Data extracted from a collection:
______
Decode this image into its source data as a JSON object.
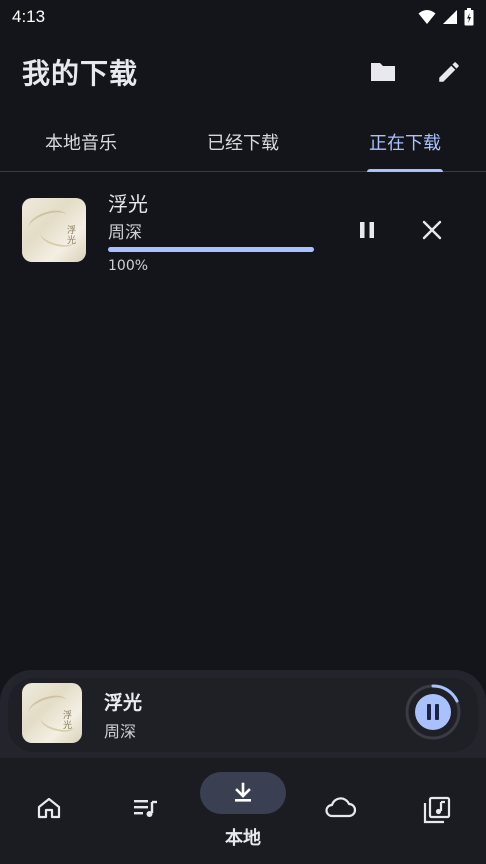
{
  "status_bar": {
    "time": "4:13"
  },
  "app_bar": {
    "title": "我的下载",
    "icons": [
      "folder-icon",
      "edit-icon"
    ]
  },
  "tabs": [
    {
      "label": "本地音乐",
      "active": false
    },
    {
      "label": "已经下载",
      "active": false
    },
    {
      "label": "正在下载",
      "active": true
    }
  ],
  "download": {
    "title": "浮光",
    "artist": "周深",
    "progress": 1.0,
    "progress_label": "100%"
  },
  "mini_player": {
    "title": "浮光",
    "artist": "周深",
    "state": "playing"
  },
  "bottom_nav": [
    {
      "icon": "home-icon",
      "label": "",
      "active": false
    },
    {
      "icon": "playlist-icon",
      "label": "",
      "active": false
    },
    {
      "icon": "download-icon",
      "label": "本地",
      "active": true
    },
    {
      "icon": "cloud-icon",
      "label": "",
      "active": false
    },
    {
      "icon": "music-library-icon",
      "label": "",
      "active": false
    }
  ],
  "colors": {
    "background": "#14151a",
    "accent": "#a9c2ff",
    "nav_pill": "#3a3f52"
  }
}
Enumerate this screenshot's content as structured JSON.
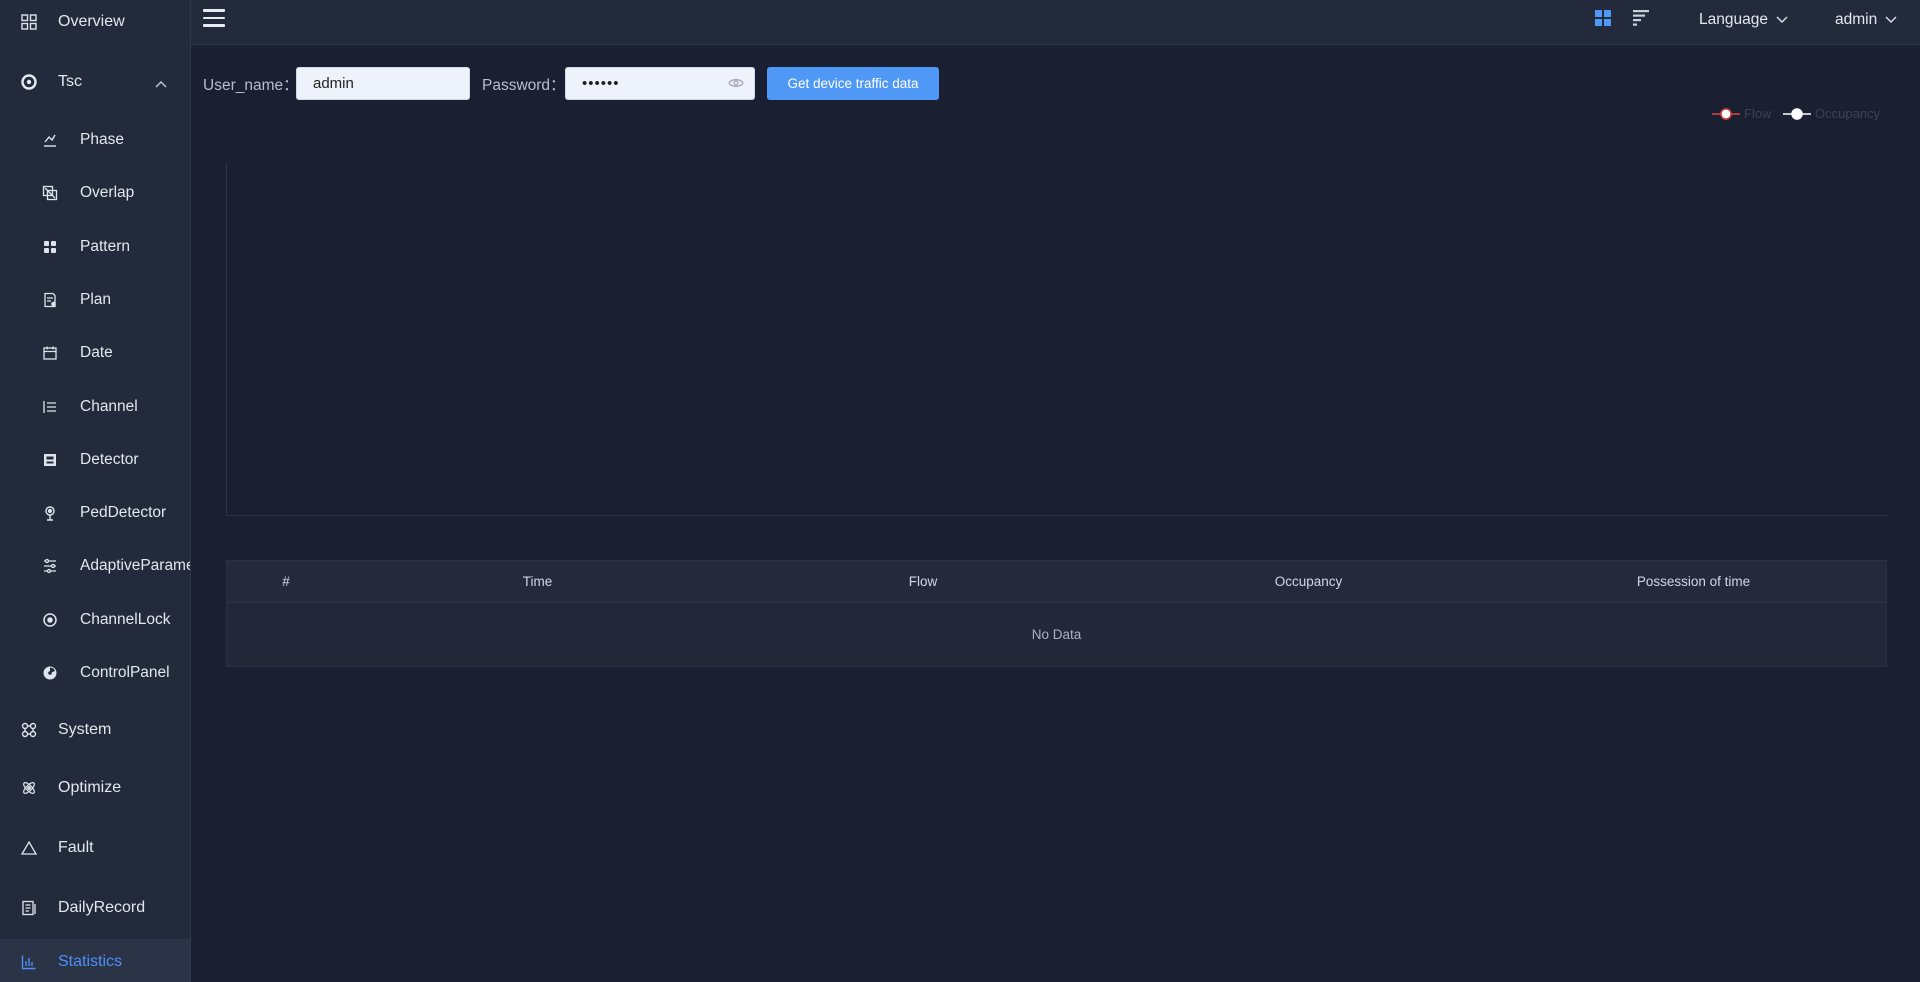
{
  "sidebar": {
    "items": [
      {
        "label": "Overview",
        "icon": "grid-icon"
      },
      {
        "label": "Tsc",
        "icon": "aperture-icon",
        "expanded": true
      },
      {
        "label": "Phase",
        "icon": "phase-icon"
      },
      {
        "label": "Overlap",
        "icon": "overlap-icon"
      },
      {
        "label": "Pattern",
        "icon": "pattern-icon"
      },
      {
        "label": "Plan",
        "icon": "plan-icon"
      },
      {
        "label": "Date",
        "icon": "calendar-icon"
      },
      {
        "label": "Channel",
        "icon": "channel-icon"
      },
      {
        "label": "Detector",
        "icon": "detector-icon"
      },
      {
        "label": "PedDetector",
        "icon": "pedestrian-icon"
      },
      {
        "label": "AdaptiveParameter",
        "icon": "sliders-icon"
      },
      {
        "label": "ChannelLock",
        "icon": "lock-icon"
      },
      {
        "label": "ControlPanel",
        "icon": "control-panel-icon"
      },
      {
        "label": "System",
        "icon": "command-icon"
      },
      {
        "label": "Optimize",
        "icon": "atom-icon"
      },
      {
        "label": "Fault",
        "icon": "warning-icon"
      },
      {
        "label": "DailyRecord",
        "icon": "record-icon"
      },
      {
        "label": "Statistics",
        "icon": "bar-chart-icon",
        "active": true
      }
    ]
  },
  "header": {
    "language_label": "Language",
    "user_label": "admin",
    "accent_color": "#4f98f5"
  },
  "form": {
    "username_label": "User_name：",
    "username_value": "admin",
    "password_label": "Password：",
    "password_value": "••••••",
    "submit_label": "Get device traffic data"
  },
  "chart_data": {
    "type": "line",
    "series": [
      {
        "name": "Flow",
        "color": "#d9463e",
        "values": []
      },
      {
        "name": "Occupancy",
        "color": "#ffffff",
        "values": []
      }
    ],
    "legend_position": "top-right"
  },
  "table": {
    "columns": [
      "#",
      "Time",
      "Flow",
      "Occupancy",
      "Possession of time"
    ],
    "empty_text": "No Data"
  }
}
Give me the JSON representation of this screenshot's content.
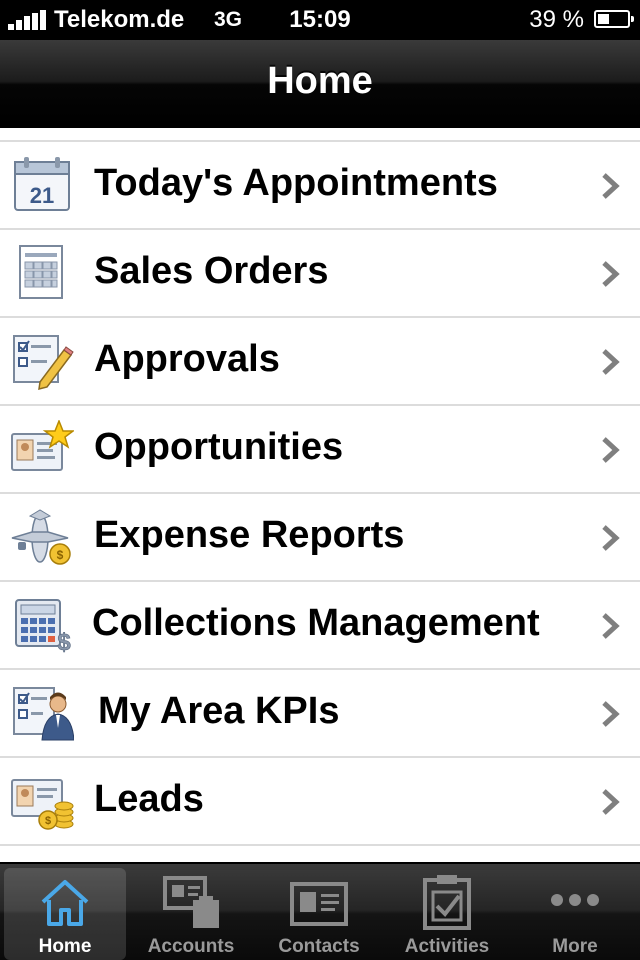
{
  "status_bar": {
    "carrier": "Telekom.de",
    "network": "3G",
    "time": "15:09",
    "battery": "39 %",
    "battery_level": 0.39
  },
  "navbar": {
    "title": "Home"
  },
  "list": {
    "items": [
      {
        "label": "Today's Appointments",
        "icon": "calendar-icon"
      },
      {
        "label": "Sales Orders",
        "icon": "sales-order-form-icon"
      },
      {
        "label": "Approvals",
        "icon": "checklist-pencil-icon"
      },
      {
        "label": "Opportunities",
        "icon": "contact-card-star-icon"
      },
      {
        "label": "Expense Reports",
        "icon": "airplane-coin-icon"
      },
      {
        "label": "Collections Management",
        "icon": "calculator-dollar-icon"
      },
      {
        "label": "My Area KPIs",
        "icon": "checklist-person-icon"
      },
      {
        "label": "Leads",
        "icon": "contact-card-coins-icon"
      }
    ],
    "calendar_day": "21"
  },
  "tabbar": {
    "tabs": [
      {
        "label": "Home",
        "icon": "home-icon",
        "active": true
      },
      {
        "label": "Accounts",
        "icon": "accounts-icon",
        "active": false
      },
      {
        "label": "Contacts",
        "icon": "contacts-card-icon",
        "active": false
      },
      {
        "label": "Activities",
        "icon": "clipboard-check-icon",
        "active": false
      },
      {
        "label": "More",
        "icon": "more-dots-icon",
        "active": false
      }
    ]
  },
  "colors": {
    "tab_active": "#ffffff",
    "tab_inactive": "#9a9a9a",
    "home_icon": "#4aa8e8",
    "separator": "#dcdcdc"
  }
}
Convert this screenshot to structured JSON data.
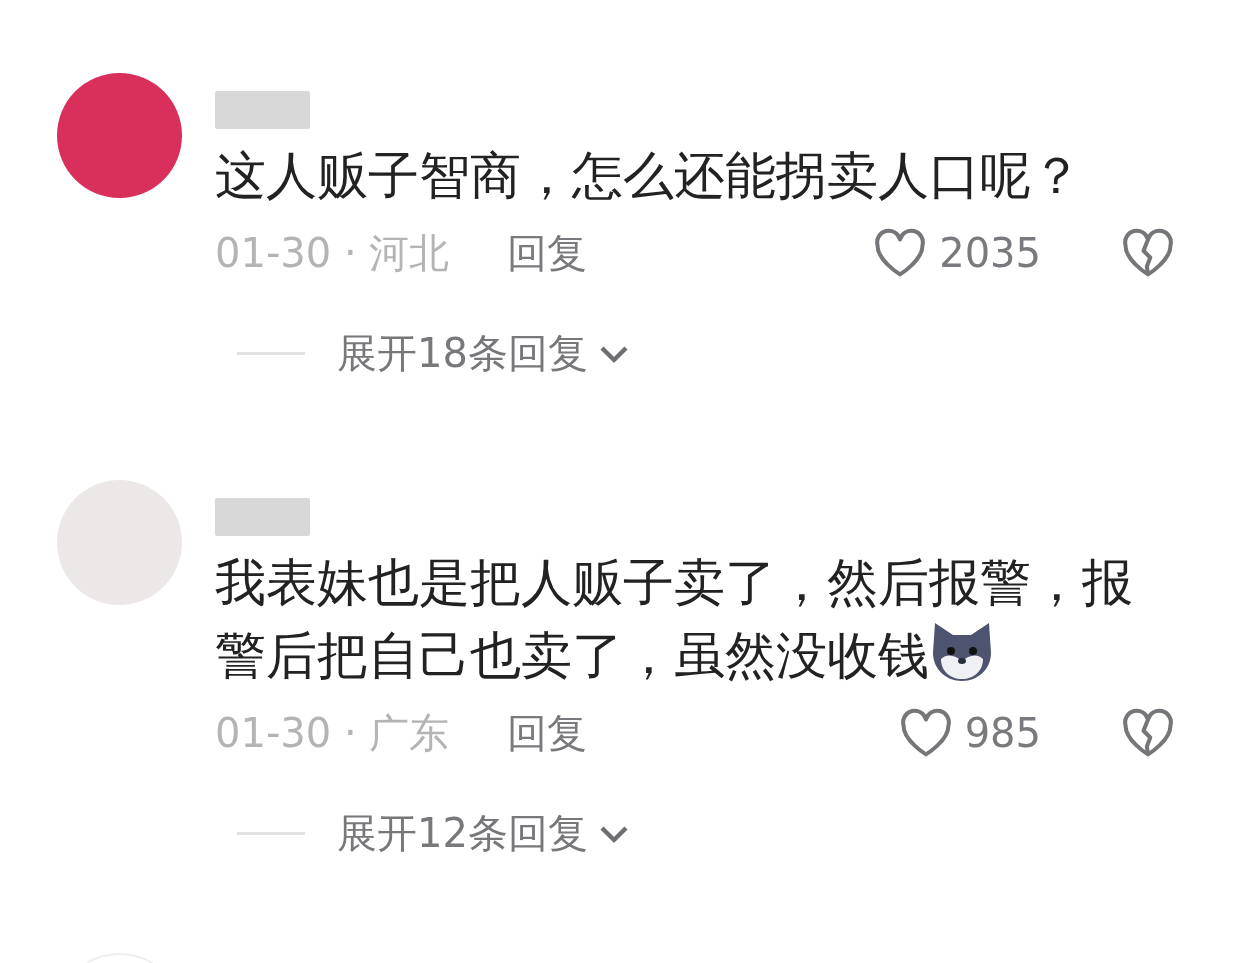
{
  "comments": [
    {
      "text": "这人贩子智商，怎么还能拐卖人口呢？",
      "sticker": false,
      "date_location": "01-30 · 河北",
      "reply_label": "回复",
      "likes": "2035",
      "expand_label": "展开18条回复"
    },
    {
      "text": "我表妹也是把人贩子卖了，然后报警，报警后把自己也卖了，虽然没收钱",
      "sticker": true,
      "date_location": "01-30 · 广东",
      "reply_label": "回复",
      "likes": "985",
      "expand_label": "展开12条回复"
    }
  ]
}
______
**What to produce:** Give back, word for word, every line from the one holding "Give me the" through the last line of the listing. Pictures are excluded.

**Reply to the exercise:**
Give me the JSON representation of this screenshot's content.
{
  "status_bar": {
    "carrier": "Telekom.de",
    "network": "3G",
    "time": "15:09",
    "battery": "39 %",
    "battery_level": 0.39
  },
  "navbar": {
    "title": "Home"
  },
  "list": {
    "items": [
      {
        "label": "Today's Appointments",
        "icon": "calendar-icon"
      },
      {
        "label": "Sales Orders",
        "icon": "sales-order-form-icon"
      },
      {
        "label": "Approvals",
        "icon": "checklist-pencil-icon"
      },
      {
        "label": "Opportunities",
        "icon": "contact-card-star-icon"
      },
      {
        "label": "Expense Reports",
        "icon": "airplane-coin-icon"
      },
      {
        "label": "Collections Management",
        "icon": "calculator-dollar-icon"
      },
      {
        "label": "My Area KPIs",
        "icon": "checklist-person-icon"
      },
      {
        "label": "Leads",
        "icon": "contact-card-coins-icon"
      }
    ],
    "calendar_day": "21"
  },
  "tabbar": {
    "tabs": [
      {
        "label": "Home",
        "icon": "home-icon",
        "active": true
      },
      {
        "label": "Accounts",
        "icon": "accounts-icon",
        "active": false
      },
      {
        "label": "Contacts",
        "icon": "contacts-card-icon",
        "active": false
      },
      {
        "label": "Activities",
        "icon": "clipboard-check-icon",
        "active": false
      },
      {
        "label": "More",
        "icon": "more-dots-icon",
        "active": false
      }
    ]
  },
  "colors": {
    "tab_active": "#ffffff",
    "tab_inactive": "#9a9a9a",
    "home_icon": "#4aa8e8",
    "separator": "#dcdcdc"
  }
}
Convert this screenshot to structured JSON data.
{
  "comments": [
    {
      "text": "这人贩子智商，怎么还能拐卖人口呢？",
      "sticker": false,
      "date_location": "01-30 · 河北",
      "reply_label": "回复",
      "likes": "2035",
      "expand_label": "展开18条回复"
    },
    {
      "text": "我表妹也是把人贩子卖了，然后报警，报警后把自己也卖了，虽然没收钱",
      "sticker": true,
      "date_location": "01-30 · 广东",
      "reply_label": "回复",
      "likes": "985",
      "expand_label": "展开12条回复"
    }
  ]
}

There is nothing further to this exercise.